◆ **Task instructions**
Go through the entries below and copy every line that holds the word "clinical".

[Start of section]

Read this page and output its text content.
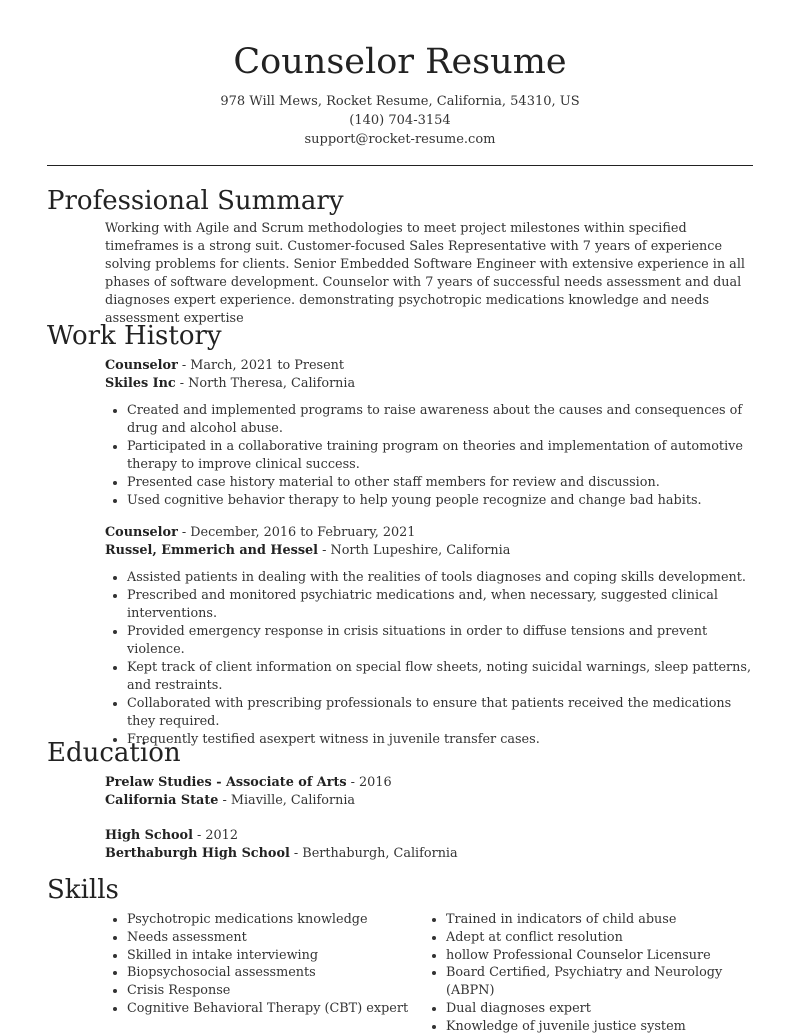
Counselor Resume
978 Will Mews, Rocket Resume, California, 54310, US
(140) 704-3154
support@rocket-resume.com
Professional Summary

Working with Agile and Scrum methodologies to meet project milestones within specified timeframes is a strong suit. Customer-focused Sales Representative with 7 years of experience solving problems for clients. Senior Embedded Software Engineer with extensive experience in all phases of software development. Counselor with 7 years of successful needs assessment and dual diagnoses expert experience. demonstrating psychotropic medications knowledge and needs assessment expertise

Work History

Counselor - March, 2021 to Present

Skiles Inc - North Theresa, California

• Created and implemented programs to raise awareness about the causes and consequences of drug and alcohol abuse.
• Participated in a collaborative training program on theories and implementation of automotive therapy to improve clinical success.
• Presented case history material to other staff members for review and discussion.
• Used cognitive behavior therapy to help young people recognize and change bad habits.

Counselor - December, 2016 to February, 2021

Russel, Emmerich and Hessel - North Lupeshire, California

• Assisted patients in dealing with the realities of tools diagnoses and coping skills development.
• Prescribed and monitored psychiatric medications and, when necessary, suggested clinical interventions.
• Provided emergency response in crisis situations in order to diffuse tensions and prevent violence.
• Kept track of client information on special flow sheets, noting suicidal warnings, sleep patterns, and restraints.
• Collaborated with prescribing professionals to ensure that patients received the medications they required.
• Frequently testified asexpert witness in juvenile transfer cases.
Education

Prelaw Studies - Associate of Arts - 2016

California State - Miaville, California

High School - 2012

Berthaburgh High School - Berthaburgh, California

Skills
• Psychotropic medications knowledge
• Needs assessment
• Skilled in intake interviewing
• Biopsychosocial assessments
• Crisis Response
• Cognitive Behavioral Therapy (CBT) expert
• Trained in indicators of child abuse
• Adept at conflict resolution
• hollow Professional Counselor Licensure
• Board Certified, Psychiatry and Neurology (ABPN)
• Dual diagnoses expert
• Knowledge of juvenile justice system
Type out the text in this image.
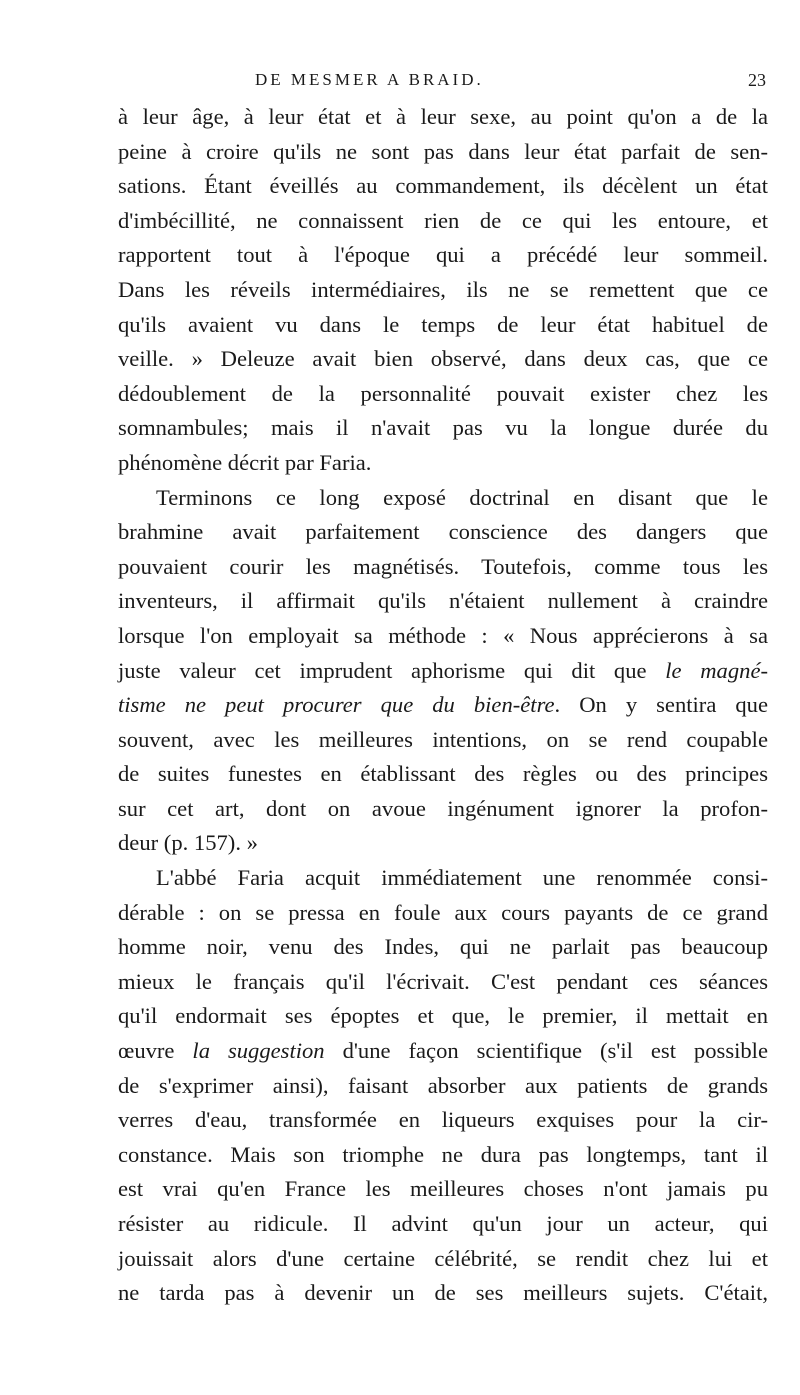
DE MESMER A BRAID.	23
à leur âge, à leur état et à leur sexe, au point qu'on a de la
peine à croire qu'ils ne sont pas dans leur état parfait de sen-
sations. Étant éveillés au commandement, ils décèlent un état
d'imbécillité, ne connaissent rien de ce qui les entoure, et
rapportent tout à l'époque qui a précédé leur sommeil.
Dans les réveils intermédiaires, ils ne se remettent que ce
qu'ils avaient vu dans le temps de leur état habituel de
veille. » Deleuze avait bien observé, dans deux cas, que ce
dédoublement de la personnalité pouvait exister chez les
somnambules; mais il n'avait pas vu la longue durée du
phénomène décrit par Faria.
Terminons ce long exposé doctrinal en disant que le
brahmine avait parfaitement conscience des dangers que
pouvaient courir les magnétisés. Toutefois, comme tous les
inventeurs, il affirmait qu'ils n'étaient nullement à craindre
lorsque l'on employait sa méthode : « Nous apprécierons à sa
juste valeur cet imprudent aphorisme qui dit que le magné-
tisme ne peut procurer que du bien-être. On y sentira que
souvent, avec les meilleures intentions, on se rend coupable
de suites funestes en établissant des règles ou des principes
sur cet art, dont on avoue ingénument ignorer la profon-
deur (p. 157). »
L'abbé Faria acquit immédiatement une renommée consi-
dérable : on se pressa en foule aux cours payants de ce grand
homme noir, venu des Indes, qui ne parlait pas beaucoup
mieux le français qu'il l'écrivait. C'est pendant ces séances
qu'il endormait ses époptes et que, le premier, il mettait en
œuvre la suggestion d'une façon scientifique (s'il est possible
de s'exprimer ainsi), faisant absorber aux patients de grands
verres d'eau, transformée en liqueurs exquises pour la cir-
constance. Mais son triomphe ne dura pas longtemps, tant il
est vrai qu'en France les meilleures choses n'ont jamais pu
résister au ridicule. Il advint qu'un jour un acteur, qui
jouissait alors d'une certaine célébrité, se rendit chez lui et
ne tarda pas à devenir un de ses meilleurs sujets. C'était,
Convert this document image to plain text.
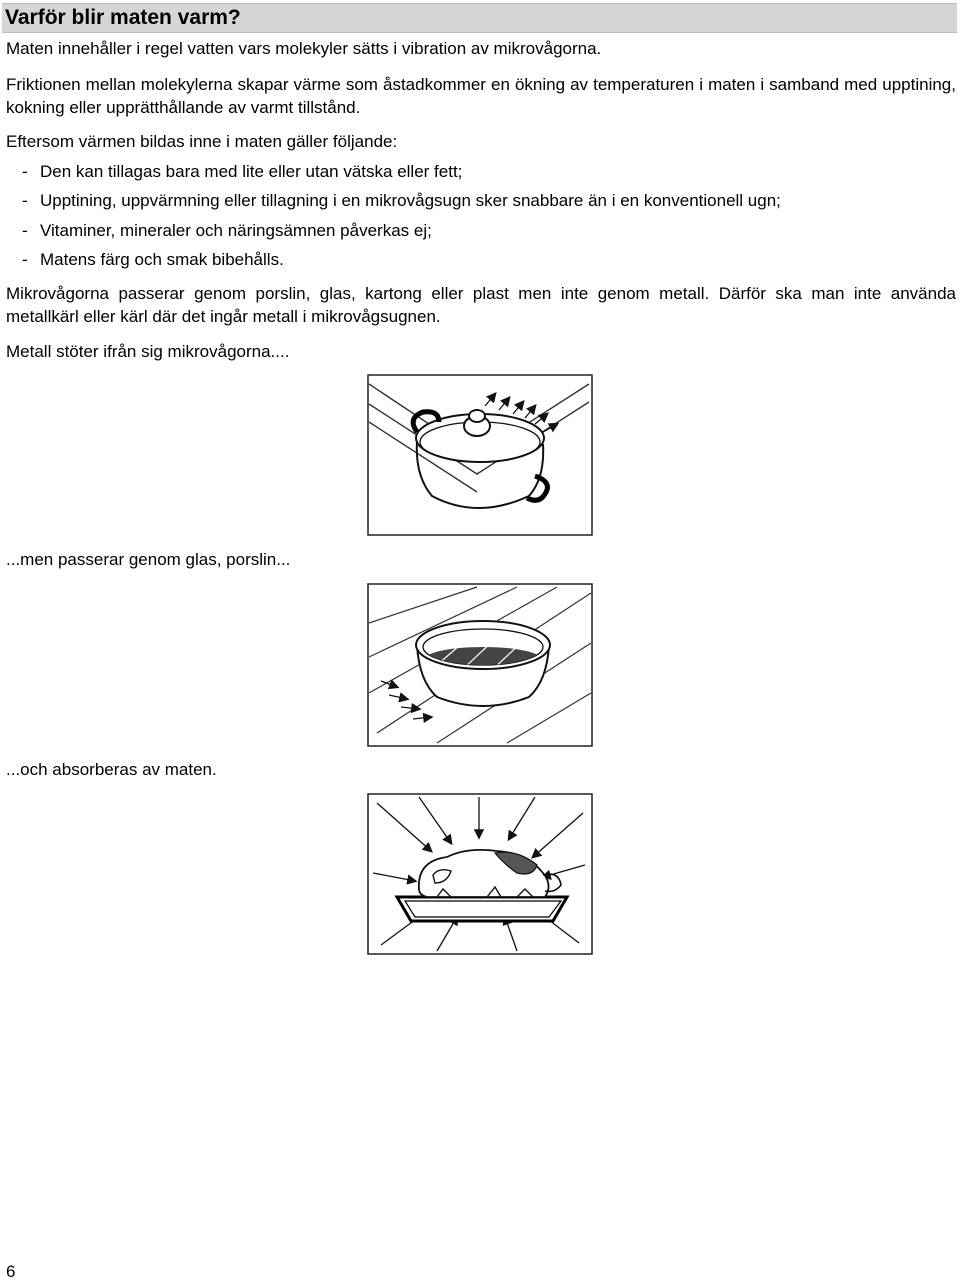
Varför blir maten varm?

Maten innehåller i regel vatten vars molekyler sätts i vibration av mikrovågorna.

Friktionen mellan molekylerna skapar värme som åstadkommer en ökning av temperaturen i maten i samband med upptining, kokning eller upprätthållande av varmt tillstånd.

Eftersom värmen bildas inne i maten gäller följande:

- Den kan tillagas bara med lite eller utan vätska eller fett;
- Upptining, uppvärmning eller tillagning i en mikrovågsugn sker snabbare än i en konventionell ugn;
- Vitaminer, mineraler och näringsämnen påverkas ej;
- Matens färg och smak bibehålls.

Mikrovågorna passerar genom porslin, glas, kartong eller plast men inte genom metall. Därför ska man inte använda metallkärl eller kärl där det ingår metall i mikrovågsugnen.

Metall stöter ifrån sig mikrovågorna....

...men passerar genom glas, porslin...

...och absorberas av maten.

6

[End of section]

◆ **Response**
• Participated in a collaborative training program on theories and implementation of automotive therapy to improve clinical success.
• Prescribed and monitored psychiatric medications and, when necessary, suggested clinical interventions.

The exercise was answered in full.